PROBLEMA BREVE 1 –
Rispondi a queste domande sul testo dedicato al granchio blu:
(a) A quale famiglia appartiene il crostaceo?
(b) Quali sono gli habitat originari delle due specie note?
(c) In quali tipi di pasta gli chef stellati mettono il blue crab?

Il nemico Sì, se ne sono accorti a Goro e dintorni. Il 2023 non è stato l’anno del granchio, troppo banale, bensì quello del granchio blu. Che poi sarebbe, questa è la definizione marchiata a caldo, il “nome corrente di un crostaceo decapode caratterizzato dalla tipica colorazione, appartenente alla famiglia dei Portunidi, che si è diffuso accidentalmente oltre gli habitat originari delle due specie note (le sponde occidentali dell’Oceano Atlantico e il bacino del Mar Rosso), giungendo a infestare le coste dal Mare del Nord al Mediterraneo”.

Un simbolo E allora avanti, con la certificazione Dop Treccani. Fate spazio a sua maestà callinectes sapidus. Gente di una certa Kual Kultura, direbbe Stefano Benni, quelli dell’Istituto della Enciclopedia italiana. Più avvezzi a coniare parole che a pescare nella notte il nulla del seme delle vongole che resta dopo l’avvento animalesco del nemico alieno. Non bastavano gli chef stellati che vergano ricette prelibate, infarcite con prezioso blue crab. Negli spaghetti, tra le linguine, assieme ai paccheri. Adesso è l’ora degli eruditi della lingua che attestano le nuove tendenze, quei fenomeni sociali e culturali che lasciano un’impronta e si trasformano in simboli lessicali di uso comune.

INSIEME DI DATI –

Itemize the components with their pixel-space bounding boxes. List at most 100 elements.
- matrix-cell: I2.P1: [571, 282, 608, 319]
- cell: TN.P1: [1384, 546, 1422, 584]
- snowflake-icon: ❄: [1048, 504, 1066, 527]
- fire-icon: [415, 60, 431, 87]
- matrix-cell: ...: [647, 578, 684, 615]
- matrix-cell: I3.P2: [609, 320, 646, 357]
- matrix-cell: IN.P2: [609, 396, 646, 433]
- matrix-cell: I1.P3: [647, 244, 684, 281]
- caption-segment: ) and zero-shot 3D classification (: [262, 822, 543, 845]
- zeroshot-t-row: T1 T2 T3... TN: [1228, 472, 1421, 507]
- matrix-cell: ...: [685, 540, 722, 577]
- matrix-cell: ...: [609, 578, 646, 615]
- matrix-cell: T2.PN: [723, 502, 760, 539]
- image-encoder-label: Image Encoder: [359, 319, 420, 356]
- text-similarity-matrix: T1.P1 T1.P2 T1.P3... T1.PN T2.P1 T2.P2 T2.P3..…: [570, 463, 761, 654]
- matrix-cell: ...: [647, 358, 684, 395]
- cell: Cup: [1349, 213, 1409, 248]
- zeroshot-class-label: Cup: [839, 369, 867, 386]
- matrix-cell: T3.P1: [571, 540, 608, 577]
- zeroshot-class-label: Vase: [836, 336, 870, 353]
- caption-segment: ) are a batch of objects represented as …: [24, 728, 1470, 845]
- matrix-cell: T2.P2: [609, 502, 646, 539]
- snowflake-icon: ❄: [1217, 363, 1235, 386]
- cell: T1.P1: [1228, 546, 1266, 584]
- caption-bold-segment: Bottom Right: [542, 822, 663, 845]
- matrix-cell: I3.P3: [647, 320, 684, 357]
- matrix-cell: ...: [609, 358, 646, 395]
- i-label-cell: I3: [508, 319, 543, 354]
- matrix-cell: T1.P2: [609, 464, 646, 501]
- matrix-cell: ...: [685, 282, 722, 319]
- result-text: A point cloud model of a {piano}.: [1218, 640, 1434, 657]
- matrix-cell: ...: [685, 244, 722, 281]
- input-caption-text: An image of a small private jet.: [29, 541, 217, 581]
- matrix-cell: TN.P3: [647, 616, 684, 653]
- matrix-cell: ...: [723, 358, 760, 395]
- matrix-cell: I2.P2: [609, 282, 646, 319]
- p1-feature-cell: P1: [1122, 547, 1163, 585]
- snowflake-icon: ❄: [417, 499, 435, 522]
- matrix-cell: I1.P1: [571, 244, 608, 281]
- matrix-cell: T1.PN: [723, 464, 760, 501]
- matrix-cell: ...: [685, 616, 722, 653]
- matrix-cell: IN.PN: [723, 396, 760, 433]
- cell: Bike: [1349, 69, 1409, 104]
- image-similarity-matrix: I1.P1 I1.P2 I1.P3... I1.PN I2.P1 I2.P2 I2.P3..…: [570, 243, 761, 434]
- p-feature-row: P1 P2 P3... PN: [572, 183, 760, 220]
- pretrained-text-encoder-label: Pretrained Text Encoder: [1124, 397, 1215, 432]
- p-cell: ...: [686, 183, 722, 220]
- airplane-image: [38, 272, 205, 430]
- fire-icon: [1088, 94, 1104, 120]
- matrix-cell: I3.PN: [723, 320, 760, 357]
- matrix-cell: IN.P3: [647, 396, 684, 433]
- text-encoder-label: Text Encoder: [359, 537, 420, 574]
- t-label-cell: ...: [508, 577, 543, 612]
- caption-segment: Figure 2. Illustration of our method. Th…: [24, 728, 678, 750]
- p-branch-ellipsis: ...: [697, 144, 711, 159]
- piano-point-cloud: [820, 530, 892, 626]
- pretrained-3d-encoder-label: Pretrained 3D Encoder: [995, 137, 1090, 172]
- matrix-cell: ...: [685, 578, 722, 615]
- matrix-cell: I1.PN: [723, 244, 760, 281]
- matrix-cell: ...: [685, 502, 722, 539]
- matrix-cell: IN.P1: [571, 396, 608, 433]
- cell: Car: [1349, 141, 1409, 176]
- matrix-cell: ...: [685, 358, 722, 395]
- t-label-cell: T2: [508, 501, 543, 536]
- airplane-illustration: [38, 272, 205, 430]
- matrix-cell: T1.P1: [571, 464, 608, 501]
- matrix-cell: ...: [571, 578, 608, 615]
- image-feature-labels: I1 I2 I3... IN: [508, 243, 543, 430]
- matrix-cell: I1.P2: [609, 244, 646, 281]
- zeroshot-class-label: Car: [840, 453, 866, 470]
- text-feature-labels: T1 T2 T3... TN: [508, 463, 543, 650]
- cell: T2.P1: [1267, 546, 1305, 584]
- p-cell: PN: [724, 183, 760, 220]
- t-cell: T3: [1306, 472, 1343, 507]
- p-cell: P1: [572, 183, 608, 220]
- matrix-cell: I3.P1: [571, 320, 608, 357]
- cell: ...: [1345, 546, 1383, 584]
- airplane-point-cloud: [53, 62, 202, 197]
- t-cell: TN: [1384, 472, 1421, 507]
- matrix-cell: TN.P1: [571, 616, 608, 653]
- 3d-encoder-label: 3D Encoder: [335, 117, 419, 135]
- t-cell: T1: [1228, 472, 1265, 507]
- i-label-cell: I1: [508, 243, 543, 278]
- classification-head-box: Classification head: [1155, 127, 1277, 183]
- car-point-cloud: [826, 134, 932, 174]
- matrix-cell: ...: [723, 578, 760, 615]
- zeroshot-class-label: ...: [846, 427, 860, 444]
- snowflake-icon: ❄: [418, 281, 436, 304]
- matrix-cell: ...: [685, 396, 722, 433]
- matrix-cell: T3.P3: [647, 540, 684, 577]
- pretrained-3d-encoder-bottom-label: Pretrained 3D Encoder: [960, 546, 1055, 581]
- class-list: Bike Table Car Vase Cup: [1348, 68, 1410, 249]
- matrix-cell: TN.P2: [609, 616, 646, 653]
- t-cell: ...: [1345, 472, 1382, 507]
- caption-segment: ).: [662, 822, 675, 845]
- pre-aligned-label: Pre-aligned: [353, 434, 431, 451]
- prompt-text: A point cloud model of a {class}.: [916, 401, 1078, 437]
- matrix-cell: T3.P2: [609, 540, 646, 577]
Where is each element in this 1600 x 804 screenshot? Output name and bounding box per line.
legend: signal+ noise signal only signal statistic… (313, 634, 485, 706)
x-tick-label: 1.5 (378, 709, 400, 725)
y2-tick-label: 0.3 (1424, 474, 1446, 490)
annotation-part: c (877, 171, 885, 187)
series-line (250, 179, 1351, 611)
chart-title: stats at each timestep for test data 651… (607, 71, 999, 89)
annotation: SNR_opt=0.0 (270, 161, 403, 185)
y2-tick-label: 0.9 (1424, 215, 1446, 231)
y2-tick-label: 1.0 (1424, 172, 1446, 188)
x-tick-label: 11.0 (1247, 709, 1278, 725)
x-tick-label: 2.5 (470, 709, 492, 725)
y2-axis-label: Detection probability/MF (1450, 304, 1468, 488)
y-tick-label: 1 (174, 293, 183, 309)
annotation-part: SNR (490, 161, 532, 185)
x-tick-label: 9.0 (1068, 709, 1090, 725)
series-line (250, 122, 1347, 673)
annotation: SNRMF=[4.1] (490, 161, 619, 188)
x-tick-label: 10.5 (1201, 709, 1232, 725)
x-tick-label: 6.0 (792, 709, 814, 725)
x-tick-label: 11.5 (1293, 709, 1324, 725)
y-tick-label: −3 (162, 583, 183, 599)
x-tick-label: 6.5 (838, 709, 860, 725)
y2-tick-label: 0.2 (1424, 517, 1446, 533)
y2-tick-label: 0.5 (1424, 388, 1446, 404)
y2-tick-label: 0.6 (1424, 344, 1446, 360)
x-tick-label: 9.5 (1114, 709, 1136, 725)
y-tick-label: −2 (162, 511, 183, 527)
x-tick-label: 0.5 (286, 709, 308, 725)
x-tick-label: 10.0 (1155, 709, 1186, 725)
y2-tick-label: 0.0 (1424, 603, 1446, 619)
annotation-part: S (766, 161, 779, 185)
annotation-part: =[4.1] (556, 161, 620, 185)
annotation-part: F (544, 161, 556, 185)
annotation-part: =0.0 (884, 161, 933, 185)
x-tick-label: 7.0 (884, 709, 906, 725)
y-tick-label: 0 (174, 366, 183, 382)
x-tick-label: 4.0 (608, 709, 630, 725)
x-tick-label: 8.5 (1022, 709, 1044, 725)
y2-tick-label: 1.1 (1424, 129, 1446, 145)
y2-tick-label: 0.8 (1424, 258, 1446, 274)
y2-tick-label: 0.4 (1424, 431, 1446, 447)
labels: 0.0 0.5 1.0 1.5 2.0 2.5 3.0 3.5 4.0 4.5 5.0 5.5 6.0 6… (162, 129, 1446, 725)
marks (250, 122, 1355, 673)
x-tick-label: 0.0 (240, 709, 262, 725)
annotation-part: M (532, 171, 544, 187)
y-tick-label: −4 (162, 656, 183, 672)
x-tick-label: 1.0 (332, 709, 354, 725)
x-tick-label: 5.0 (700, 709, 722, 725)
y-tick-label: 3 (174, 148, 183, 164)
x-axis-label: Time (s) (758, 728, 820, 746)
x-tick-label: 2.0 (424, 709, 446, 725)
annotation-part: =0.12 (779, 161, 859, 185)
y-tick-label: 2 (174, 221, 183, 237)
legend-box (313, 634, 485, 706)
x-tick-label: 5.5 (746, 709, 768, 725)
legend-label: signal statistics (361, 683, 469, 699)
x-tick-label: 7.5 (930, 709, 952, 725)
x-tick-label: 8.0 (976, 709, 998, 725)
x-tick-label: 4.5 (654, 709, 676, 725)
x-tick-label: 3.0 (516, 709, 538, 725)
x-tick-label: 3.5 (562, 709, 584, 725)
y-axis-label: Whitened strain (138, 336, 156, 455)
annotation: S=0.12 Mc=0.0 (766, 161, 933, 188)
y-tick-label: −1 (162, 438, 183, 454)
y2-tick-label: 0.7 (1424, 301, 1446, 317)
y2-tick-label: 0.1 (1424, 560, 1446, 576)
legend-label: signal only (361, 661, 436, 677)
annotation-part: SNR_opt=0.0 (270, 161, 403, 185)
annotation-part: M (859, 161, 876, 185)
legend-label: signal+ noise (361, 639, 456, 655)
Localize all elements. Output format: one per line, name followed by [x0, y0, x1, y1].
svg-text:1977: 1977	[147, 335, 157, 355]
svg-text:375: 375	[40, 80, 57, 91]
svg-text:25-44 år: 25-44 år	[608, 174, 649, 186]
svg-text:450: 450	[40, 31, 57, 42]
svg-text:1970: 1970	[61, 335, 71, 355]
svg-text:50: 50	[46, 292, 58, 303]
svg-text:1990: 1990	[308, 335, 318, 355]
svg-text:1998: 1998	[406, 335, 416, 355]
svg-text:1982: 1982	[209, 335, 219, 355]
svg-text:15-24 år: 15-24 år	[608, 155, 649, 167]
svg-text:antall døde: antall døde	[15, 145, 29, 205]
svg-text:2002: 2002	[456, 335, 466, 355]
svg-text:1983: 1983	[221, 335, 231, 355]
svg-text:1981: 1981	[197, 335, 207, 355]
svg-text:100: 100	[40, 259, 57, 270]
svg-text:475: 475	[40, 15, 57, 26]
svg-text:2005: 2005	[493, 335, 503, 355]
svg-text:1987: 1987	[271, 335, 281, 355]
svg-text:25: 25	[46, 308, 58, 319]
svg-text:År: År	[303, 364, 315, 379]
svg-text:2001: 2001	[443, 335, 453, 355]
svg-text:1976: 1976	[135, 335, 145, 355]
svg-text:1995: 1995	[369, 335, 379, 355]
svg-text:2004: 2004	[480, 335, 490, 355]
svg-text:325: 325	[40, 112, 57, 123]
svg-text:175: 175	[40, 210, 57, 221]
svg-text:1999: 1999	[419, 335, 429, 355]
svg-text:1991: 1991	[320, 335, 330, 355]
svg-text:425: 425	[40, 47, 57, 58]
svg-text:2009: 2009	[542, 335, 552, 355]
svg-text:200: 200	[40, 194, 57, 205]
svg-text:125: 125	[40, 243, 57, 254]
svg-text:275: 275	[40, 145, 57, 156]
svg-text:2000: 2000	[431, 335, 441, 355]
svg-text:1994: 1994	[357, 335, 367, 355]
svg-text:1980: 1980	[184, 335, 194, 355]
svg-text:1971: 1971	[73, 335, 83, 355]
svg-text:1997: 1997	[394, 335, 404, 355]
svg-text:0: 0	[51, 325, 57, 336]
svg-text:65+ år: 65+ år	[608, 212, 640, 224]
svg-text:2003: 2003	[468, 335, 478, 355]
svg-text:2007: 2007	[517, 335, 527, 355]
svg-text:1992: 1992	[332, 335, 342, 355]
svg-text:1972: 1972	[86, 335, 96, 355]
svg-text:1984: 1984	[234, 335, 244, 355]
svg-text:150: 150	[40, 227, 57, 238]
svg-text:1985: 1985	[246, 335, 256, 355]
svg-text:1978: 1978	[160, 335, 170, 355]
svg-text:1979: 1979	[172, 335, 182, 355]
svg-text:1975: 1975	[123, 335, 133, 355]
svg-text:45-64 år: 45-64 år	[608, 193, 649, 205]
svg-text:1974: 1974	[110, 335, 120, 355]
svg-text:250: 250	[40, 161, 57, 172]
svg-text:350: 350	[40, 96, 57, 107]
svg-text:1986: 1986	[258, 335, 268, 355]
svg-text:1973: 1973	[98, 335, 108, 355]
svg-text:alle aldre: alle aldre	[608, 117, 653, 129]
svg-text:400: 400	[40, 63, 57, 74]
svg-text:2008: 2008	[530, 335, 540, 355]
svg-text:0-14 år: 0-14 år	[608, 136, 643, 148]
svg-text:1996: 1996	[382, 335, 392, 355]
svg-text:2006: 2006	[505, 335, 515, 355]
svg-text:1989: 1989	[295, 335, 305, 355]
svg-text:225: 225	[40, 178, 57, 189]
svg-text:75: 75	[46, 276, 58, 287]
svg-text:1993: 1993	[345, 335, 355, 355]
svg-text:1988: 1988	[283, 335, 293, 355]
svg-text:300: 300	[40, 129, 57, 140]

PROBLEMA BREVE 2 – Trascrivi senza alcuna modifica il tratto dell'elenco che va dal suo inizio fino alla riga che contiene "- caption-segment: ) are", quest'ultima compresa.

RISPOSTA COMPLETA 1 –
(a) Alla famiglia dei Portunidi.
(b) Le sponde occidentali dell'Oceano Atlantico e il bacino del Mar Rosso.
(c) Negli spaghetti, nelle linguine e nei paccheri.

RISPOSTA COMPLETA 2 –
Itemize the components with their pixel-space bounding boxes. List at most 100 elements.
- matrix-cell: I2.P1: [571, 282, 608, 319]
- cell: TN.P1: [1384, 546, 1422, 584]
- snowflake-icon: ❄: [1048, 504, 1066, 527]
- fire-icon: [415, 60, 431, 87]
- matrix-cell: ...: [647, 578, 684, 615]
- matrix-cell: I3.P2: [609, 320, 646, 357]
- matrix-cell: IN.P2: [609, 396, 646, 433]
- matrix-cell: I1.P3: [647, 244, 684, 281]
- caption-segment: ) and zero-shot 3D classification (: [262, 822, 543, 845]
- zeroshot-t-row: T1 T2 T3... TN: [1228, 472, 1421, 507]
- matrix-cell: ...: [685, 540, 722, 577]
- matrix-cell: ...: [609, 578, 646, 615]
- matrix-cell: T2.PN: [723, 502, 760, 539]
- image-encoder-label: Image Encoder: [359, 319, 420, 356]
- text-similarity-matrix: T1.P1 T1.P2 T1.P3... T1.PN T2.P1 T2.P2 T2.P3..…: [570, 463, 761, 654]
- matrix-cell: ...: [647, 358, 684, 395]
- cell: Cup: [1349, 213, 1409, 248]
- zeroshot-class-label: Cup: [839, 369, 867, 386]
- matrix-cell: T3.P1: [571, 540, 608, 577]
- zeroshot-class-label: Vase: [836, 336, 870, 353]
- caption-segment: ) are a batch of objects represented as …: [24, 728, 1470, 845]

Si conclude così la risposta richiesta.